EXERCISE OBJECTIVE ▸ Render every entry verbatim.

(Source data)
+++

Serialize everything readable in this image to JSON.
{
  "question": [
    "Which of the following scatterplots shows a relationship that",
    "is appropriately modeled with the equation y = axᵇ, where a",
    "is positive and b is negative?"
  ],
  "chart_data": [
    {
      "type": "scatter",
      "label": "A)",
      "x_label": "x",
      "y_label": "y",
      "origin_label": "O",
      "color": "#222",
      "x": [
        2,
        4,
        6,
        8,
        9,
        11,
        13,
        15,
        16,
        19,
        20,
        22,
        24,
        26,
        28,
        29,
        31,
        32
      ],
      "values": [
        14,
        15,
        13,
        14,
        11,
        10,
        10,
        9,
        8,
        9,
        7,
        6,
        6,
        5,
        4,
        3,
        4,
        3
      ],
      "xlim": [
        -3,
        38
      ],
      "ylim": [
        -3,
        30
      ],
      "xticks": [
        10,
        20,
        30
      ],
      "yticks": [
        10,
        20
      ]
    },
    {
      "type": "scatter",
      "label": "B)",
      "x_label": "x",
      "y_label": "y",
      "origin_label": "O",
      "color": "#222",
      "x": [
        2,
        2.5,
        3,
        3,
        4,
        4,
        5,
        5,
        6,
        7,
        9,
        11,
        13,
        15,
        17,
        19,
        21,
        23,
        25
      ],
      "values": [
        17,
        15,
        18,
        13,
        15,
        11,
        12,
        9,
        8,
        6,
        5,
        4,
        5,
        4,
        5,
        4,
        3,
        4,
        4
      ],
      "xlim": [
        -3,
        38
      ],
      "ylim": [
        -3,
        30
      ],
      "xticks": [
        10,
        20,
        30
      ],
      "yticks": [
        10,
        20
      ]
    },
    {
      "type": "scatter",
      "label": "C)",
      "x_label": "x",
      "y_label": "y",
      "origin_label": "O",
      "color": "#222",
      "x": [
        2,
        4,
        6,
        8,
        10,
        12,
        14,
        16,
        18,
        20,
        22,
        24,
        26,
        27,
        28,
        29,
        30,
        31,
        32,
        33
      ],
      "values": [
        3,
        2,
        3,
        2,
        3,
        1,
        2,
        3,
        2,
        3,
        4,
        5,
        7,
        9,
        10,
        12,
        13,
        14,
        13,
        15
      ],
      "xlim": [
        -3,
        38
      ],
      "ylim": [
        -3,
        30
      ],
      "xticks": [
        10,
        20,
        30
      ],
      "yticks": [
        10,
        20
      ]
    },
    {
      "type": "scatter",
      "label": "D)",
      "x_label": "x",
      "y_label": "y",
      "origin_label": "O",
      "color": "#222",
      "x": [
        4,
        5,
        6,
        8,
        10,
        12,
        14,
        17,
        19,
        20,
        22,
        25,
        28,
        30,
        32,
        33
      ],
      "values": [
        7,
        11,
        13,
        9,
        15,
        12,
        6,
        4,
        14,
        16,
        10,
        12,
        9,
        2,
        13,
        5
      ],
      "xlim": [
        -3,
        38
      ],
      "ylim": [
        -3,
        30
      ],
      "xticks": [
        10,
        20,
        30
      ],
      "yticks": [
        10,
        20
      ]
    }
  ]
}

+++

SOLUTION BELOW ▸
Serialize everything readable in this image to JSON.
{
  "question": [
    "Which of the following scatterplots shows a relationship that",
    "is appropriately modeled with the equation y = axᵇ, where a",
    "is positive and b is negative?"
  ],
  "chart_data": [
    {
      "type": "scatter",
      "label": "A)",
      "x_label": "x",
      "y_label": "y",
      "origin_label": "O",
      "color": "#222",
      "x": [
        2,
        4,
        6,
        8,
        9,
        11,
        13,
        15,
        16,
        19,
        20,
        22,
        24,
        26,
        28,
        29,
        31,
        32
      ],
      "values": [
        14,
        15,
        13,
        14,
        11,
        10,
        10,
        9,
        8,
        9,
        7,
        6,
        6,
        5,
        4,
        3,
        4,
        3
      ],
      "xlim": [
        -3,
        38
      ],
      "ylim": [
        -3,
        30
      ],
      "xticks": [
        10,
        20,
        30
      ],
      "yticks": [
        10,
        20
      ]
    },
    {
      "type": "scatter",
      "label": "B)",
      "x_label": "x",
      "y_label": "y",
      "origin_label": "O",
      "color": "#222",
      "x": [
        2,
        2.5,
        3,
        3,
        4,
        4,
        5,
        5,
        6,
        7,
        9,
        11,
        13,
        15,
        17,
        19,
        21,
        23,
        25
      ],
      "values": [
        17,
        15,
        18,
        13,
        15,
        11,
        12,
        9,
        8,
        6,
        5,
        4,
        5,
        4,
        5,
        4,
        3,
        4,
        4
      ],
      "xlim": [
        -3,
        38
      ],
      "ylim": [
        -3,
        30
      ],
      "xticks": [
        10,
        20,
        30
      ],
      "yticks": [
        10,
        20
      ]
    },
    {
      "type": "scatter",
      "label": "C)",
      "x_label": "x",
      "y_label": "y",
      "origin_label": "O",
      "color": "#222",
      "x": [
        2,
        4,
        6,
        8,
        10,
        12,
        14,
        16,
        18,
        20,
        22,
        24,
        26,
        27,
        28,
        29,
        30,
        31,
        32,
        33
      ],
      "values": [
        3,
        2,
        3,
        2,
        3,
        1,
        2,
        3,
        2,
        3,
        4,
        5,
        7,
        9,
        10,
        12,
        13,
        14,
        13,
        15
      ],
      "xlim": [
        -3,
        38
      ],
      "ylim": [
        -3,
        30
      ],
      "xticks": [
        10,
        20,
        30
      ],
      "yticks": [
        10,
        20
      ]
    },
    {
      "type": "scatter",
      "label": "D)",
      "x_label": "x",
      "y_label": "y",
      "origin_label": "O",
      "color": "#222",
      "x": [
        4,
        5,
        6,
        8,
        10,
        12,
        14,
        17,
        19,
        20,
        22,
        25,
        28,
        30,
        32,
        33
      ],
      "values": [
        7,
        11,
        13,
        9,
        15,
        12,
        6,
        4,
        14,
        16,
        10,
        12,
        9,
        2,
        13,
        5
      ],
      "xlim": [
        -3,
        38
      ],
      "ylim": [
        -3,
        30
      ],
      "xticks": [
        10,
        20,
        30
      ],
      "yticks": [
        10,
        20
      ]
    }
  ]
}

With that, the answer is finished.